Written problem →
Exactly reproduce each record listed below.

--- begin Listing ---

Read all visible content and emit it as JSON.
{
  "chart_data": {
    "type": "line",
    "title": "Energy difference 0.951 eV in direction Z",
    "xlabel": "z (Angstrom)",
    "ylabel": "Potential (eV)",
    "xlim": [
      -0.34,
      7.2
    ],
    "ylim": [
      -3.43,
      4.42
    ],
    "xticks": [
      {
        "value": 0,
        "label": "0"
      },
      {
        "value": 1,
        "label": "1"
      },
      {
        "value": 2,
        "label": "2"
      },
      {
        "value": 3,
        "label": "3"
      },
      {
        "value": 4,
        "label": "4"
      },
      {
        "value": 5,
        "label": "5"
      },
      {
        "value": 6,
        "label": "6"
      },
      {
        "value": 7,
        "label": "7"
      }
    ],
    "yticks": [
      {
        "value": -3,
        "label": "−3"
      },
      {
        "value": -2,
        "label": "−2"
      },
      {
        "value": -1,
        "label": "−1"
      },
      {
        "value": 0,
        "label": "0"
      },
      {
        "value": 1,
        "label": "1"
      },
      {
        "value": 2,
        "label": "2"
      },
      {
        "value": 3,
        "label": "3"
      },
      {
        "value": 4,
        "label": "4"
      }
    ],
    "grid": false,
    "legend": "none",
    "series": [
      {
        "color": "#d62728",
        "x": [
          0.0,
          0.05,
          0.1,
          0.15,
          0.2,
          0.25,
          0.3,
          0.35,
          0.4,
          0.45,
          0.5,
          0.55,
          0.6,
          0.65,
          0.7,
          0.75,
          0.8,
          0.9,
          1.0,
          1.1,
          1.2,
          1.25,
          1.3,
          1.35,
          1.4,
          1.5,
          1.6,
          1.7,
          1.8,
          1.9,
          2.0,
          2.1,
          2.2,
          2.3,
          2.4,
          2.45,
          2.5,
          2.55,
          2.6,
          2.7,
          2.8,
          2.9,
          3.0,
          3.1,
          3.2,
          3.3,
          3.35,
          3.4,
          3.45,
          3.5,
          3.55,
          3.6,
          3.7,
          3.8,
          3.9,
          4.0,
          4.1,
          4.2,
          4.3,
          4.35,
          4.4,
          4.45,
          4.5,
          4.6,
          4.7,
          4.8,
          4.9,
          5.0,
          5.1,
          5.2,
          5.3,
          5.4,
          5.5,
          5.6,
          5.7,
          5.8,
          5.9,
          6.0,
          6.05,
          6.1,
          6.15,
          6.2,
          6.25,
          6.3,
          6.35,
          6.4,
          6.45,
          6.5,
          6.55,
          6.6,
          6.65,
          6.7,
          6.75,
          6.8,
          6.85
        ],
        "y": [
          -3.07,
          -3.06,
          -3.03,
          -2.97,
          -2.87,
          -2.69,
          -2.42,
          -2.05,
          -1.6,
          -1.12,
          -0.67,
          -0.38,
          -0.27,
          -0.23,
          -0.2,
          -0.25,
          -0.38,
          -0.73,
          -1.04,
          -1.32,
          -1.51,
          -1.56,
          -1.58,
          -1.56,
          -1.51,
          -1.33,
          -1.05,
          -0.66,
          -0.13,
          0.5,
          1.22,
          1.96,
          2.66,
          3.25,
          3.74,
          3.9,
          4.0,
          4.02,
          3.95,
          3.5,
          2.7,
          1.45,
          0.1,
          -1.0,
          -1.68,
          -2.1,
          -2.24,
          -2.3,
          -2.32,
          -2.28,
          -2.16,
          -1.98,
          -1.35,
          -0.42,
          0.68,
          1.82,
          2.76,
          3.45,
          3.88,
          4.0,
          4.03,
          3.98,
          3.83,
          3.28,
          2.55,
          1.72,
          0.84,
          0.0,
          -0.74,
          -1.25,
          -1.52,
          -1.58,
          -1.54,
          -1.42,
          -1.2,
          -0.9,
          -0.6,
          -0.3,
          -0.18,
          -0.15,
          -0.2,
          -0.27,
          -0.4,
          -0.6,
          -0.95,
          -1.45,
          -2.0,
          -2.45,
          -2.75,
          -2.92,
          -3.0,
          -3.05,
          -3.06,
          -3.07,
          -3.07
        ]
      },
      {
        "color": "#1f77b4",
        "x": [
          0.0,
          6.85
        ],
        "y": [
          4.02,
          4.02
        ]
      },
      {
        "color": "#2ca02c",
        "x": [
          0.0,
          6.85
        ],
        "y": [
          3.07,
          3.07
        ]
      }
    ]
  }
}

--- end Listing ---

Response for this exercise →
Read all visible content and emit it as JSON.
{
  "chart_data": {
    "type": "line",
    "title": "Energy difference 0.951 eV in direction Z",
    "xlabel": "z (Angstrom)",
    "ylabel": "Potential (eV)",
    "xlim": [
      -0.34,
      7.2
    ],
    "ylim": [
      -3.43,
      4.42
    ],
    "xticks": [
      {
        "value": 0,
        "label": "0"
      },
      {
        "value": 1,
        "label": "1"
      },
      {
        "value": 2,
        "label": "2"
      },
      {
        "value": 3,
        "label": "3"
      },
      {
        "value": 4,
        "label": "4"
      },
      {
        "value": 5,
        "label": "5"
      },
      {
        "value": 6,
        "label": "6"
      },
      {
        "value": 7,
        "label": "7"
      }
    ],
    "yticks": [
      {
        "value": -3,
        "label": "−3"
      },
      {
        "value": -2,
        "label": "−2"
      },
      {
        "value": -1,
        "label": "−1"
      },
      {
        "value": 0,
        "label": "0"
      },
      {
        "value": 1,
        "label": "1"
      },
      {
        "value": 2,
        "label": "2"
      },
      {
        "value": 3,
        "label": "3"
      },
      {
        "value": 4,
        "label": "4"
      }
    ],
    "grid": false,
    "legend": "none",
    "series": [
      {
        "color": "#d62728",
        "x": [
          0.0,
          0.05,
          0.1,
          0.15,
          0.2,
          0.25,
          0.3,
          0.35,
          0.4,
          0.45,
          0.5,
          0.55,
          0.6,
          0.65,
          0.7,
          0.75,
          0.8,
          0.9,
          1.0,
          1.1,
          1.2,
          1.25,
          1.3,
          1.35,
          1.4,
          1.5,
          1.6,
          1.7,
          1.8,
          1.9,
          2.0,
          2.1,
          2.2,
          2.3,
          2.4,
          2.45,
          2.5,
          2.55,
          2.6,
          2.7,
          2.8,
          2.9,
          3.0,
          3.1,
          3.2,
          3.3,
          3.35,
          3.4,
          3.45,
          3.5,
          3.55,
          3.6,
          3.7,
          3.8,
          3.9,
          4.0,
          4.1,
          4.2,
          4.3,
          4.35,
          4.4,
          4.45,
          4.5,
          4.6,
          4.7,
          4.8,
          4.9,
          5.0,
          5.1,
          5.2,
          5.3,
          5.4,
          5.5,
          5.6,
          5.7,
          5.8,
          5.9,
          6.0,
          6.05,
          6.1,
          6.15,
          6.2,
          6.25,
          6.3,
          6.35,
          6.4,
          6.45,
          6.5,
          6.55,
          6.6,
          6.65,
          6.7,
          6.75,
          6.8,
          6.85
        ],
        "y": [
          -3.07,
          -3.06,
          -3.03,
          -2.97,
          -2.87,
          -2.69,
          -2.42,
          -2.05,
          -1.6,
          -1.12,
          -0.67,
          -0.38,
          -0.27,
          -0.23,
          -0.2,
          -0.25,
          -0.38,
          -0.73,
          -1.04,
          -1.32,
          -1.51,
          -1.56,
          -1.58,
          -1.56,
          -1.51,
          -1.33,
          -1.05,
          -0.66,
          -0.13,
          0.5,
          1.22,
          1.96,
          2.66,
          3.25,
          3.74,
          3.9,
          4.0,
          4.02,
          3.95,
          3.5,
          2.7,
          1.45,
          0.1,
          -1.0,
          -1.68,
          -2.1,
          -2.24,
          -2.3,
          -2.32,
          -2.28,
          -2.16,
          -1.98,
          -1.35,
          -0.42,
          0.68,
          1.82,
          2.76,
          3.45,
          3.88,
          4.0,
          4.03,
          3.98,
          3.83,
          3.28,
          2.55,
          1.72,
          0.84,
          0.0,
          -0.74,
          -1.25,
          -1.52,
          -1.58,
          -1.54,
          -1.42,
          -1.2,
          -0.9,
          -0.6,
          -0.3,
          -0.18,
          -0.15,
          -0.2,
          -0.27,
          -0.4,
          -0.6,
          -0.95,
          -1.45,
          -2.0,
          -2.45,
          -2.75,
          -2.92,
          -3.0,
          -3.05,
          -3.06,
          -3.07,
          -3.07
        ]
      },
      {
        "color": "#1f77b4",
        "x": [
          0.0,
          6.85
        ],
        "y": [
          4.02,
          4.02
        ]
      },
      {
        "color": "#2ca02c",
        "x": [
          0.0,
          6.85
        ],
        "y": [
          3.07,
          3.07
        ]
      }
    ]
  }
}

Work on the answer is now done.